** begin Input rows **
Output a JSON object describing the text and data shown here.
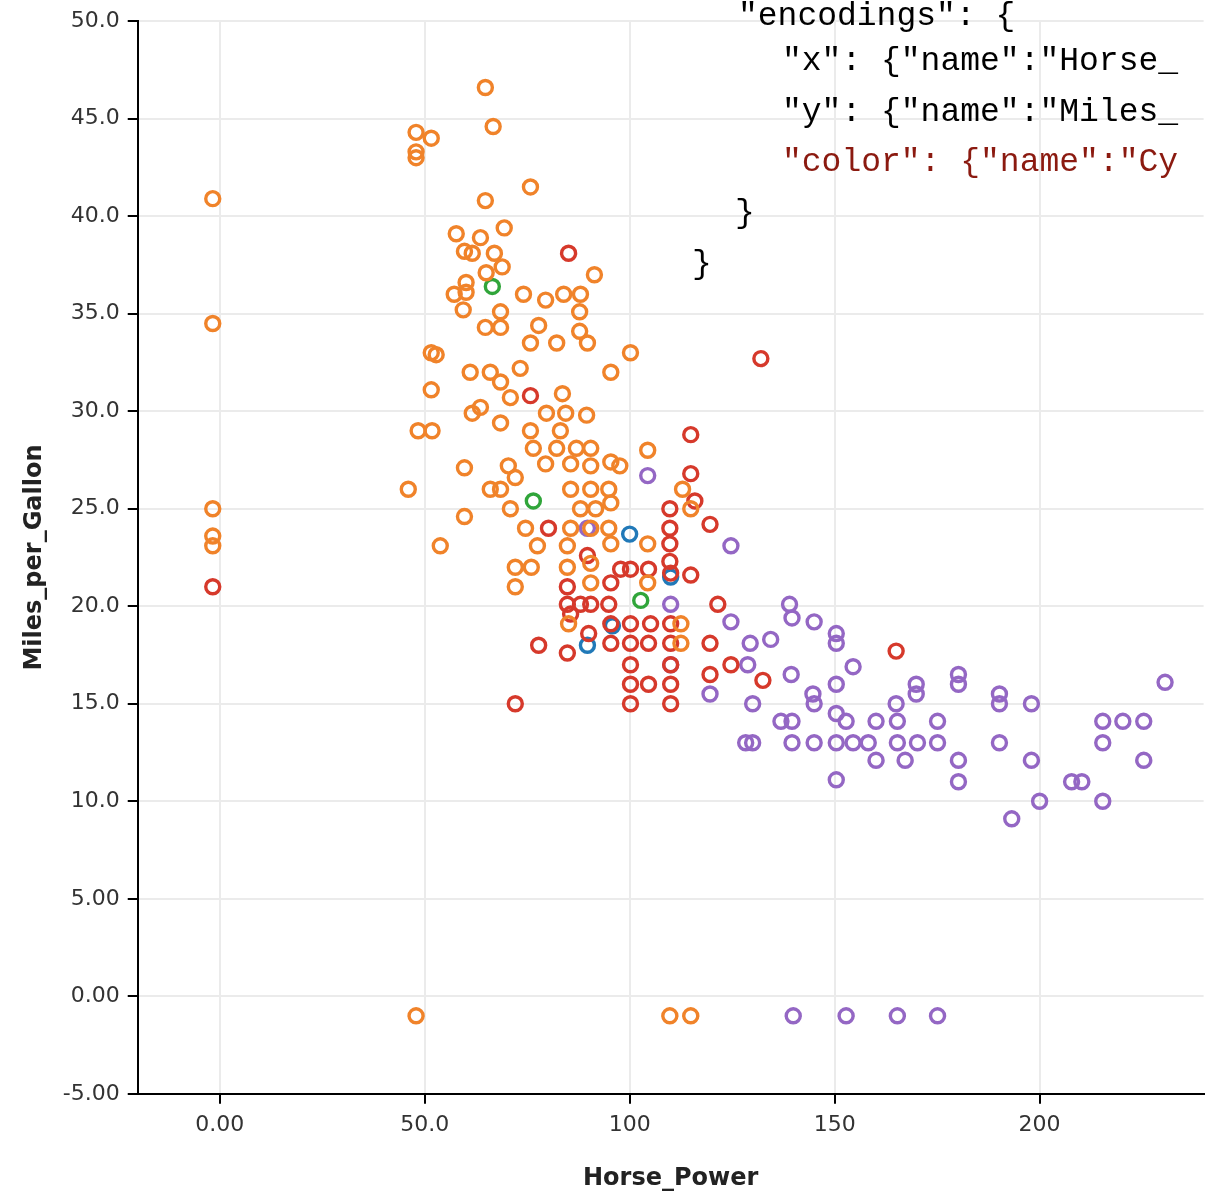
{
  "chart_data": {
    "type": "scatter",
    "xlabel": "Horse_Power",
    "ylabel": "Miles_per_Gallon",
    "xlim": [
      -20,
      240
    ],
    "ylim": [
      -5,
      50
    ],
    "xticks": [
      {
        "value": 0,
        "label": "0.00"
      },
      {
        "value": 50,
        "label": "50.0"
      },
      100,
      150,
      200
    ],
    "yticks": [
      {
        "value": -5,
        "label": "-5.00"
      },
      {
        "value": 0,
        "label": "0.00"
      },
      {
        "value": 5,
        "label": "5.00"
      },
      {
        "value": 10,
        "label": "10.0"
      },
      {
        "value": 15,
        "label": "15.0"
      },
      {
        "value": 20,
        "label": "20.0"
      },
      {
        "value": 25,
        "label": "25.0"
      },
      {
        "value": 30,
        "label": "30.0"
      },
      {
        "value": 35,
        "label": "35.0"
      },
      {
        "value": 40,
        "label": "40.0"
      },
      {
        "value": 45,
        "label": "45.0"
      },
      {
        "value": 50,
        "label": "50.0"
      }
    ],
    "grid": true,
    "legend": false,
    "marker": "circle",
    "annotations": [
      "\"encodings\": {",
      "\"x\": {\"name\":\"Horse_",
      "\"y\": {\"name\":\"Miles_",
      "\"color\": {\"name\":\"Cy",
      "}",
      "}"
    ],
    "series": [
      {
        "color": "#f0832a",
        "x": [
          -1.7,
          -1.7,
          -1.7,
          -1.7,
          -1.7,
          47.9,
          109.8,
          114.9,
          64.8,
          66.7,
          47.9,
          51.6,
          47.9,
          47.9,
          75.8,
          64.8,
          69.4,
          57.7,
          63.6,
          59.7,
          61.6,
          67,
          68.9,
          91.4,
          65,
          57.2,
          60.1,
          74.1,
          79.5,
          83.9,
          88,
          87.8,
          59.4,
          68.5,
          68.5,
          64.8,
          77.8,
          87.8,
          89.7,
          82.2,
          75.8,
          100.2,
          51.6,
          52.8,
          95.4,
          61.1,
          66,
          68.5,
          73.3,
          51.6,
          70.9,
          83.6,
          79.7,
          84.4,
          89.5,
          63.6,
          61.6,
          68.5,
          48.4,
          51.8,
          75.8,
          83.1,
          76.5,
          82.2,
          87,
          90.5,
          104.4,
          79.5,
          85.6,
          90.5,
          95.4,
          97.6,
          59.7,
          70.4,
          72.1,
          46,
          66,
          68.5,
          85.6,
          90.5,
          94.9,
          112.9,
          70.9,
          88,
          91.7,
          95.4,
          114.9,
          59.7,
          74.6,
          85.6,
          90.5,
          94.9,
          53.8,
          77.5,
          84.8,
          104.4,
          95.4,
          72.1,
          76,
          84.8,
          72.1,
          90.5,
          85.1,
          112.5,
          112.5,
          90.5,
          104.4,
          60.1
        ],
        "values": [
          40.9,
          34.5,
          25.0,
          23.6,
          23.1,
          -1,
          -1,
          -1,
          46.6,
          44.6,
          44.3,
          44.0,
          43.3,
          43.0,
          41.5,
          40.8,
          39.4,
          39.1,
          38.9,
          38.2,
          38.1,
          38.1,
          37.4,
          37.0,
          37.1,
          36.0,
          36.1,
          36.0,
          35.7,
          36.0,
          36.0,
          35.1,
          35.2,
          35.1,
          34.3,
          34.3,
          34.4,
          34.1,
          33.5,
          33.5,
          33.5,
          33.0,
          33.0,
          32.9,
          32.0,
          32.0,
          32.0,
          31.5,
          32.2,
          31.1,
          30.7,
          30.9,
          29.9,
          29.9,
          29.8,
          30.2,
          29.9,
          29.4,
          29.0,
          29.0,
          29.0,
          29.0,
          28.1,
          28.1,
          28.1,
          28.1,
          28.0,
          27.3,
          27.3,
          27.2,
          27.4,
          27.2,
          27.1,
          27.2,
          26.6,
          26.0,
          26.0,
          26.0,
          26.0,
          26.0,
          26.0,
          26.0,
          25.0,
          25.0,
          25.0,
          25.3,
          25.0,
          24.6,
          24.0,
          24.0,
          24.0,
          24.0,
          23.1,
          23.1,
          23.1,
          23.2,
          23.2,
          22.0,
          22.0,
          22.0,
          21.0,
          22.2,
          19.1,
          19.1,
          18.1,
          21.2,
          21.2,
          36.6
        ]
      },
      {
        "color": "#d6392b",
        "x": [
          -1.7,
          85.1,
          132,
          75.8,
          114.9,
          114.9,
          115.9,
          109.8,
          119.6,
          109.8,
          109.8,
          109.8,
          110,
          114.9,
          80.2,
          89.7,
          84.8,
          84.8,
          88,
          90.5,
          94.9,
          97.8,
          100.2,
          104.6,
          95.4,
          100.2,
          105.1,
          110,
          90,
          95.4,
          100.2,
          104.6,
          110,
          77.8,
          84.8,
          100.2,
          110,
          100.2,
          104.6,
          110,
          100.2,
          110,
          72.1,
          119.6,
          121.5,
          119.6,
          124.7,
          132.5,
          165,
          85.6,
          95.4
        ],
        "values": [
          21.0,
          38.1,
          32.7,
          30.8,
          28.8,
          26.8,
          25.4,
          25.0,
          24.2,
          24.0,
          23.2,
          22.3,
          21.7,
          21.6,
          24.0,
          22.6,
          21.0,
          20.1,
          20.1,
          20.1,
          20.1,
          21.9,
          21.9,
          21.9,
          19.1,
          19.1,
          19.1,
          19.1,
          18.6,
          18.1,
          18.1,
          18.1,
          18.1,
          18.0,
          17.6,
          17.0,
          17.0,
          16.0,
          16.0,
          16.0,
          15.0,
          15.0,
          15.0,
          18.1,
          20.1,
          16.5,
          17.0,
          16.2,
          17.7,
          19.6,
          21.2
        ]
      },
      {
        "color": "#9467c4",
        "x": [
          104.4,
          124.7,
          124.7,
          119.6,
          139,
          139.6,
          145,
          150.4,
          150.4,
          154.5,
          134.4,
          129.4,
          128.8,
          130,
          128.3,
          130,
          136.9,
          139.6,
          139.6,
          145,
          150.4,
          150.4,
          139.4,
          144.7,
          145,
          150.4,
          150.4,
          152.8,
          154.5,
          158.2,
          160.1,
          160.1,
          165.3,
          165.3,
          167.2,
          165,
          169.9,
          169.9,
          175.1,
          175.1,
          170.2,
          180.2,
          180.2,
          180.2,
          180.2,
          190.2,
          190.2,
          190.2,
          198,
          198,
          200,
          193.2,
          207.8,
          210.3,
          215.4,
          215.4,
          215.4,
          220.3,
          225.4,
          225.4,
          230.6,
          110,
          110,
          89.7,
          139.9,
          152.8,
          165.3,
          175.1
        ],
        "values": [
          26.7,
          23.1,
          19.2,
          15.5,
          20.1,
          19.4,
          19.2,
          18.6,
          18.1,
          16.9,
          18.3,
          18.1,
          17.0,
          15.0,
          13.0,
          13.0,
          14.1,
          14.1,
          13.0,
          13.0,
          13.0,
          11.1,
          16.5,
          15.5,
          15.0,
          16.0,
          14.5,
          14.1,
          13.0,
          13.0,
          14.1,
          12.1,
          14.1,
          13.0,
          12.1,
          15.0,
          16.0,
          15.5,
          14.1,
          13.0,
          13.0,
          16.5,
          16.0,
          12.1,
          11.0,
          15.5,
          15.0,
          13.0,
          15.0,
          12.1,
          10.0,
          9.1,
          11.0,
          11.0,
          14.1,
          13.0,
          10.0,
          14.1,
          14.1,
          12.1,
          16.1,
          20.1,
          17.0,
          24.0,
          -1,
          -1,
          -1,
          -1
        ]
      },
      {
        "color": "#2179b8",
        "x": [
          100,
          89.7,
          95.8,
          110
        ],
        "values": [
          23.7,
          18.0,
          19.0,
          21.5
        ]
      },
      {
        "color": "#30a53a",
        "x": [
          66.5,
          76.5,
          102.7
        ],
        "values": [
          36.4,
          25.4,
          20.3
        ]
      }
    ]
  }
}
** end Input rows **
▶ _Problem details_:
Note how many lines in the material hold the word "name", and give that number with nothing added.

▶ _Expected answer_:
3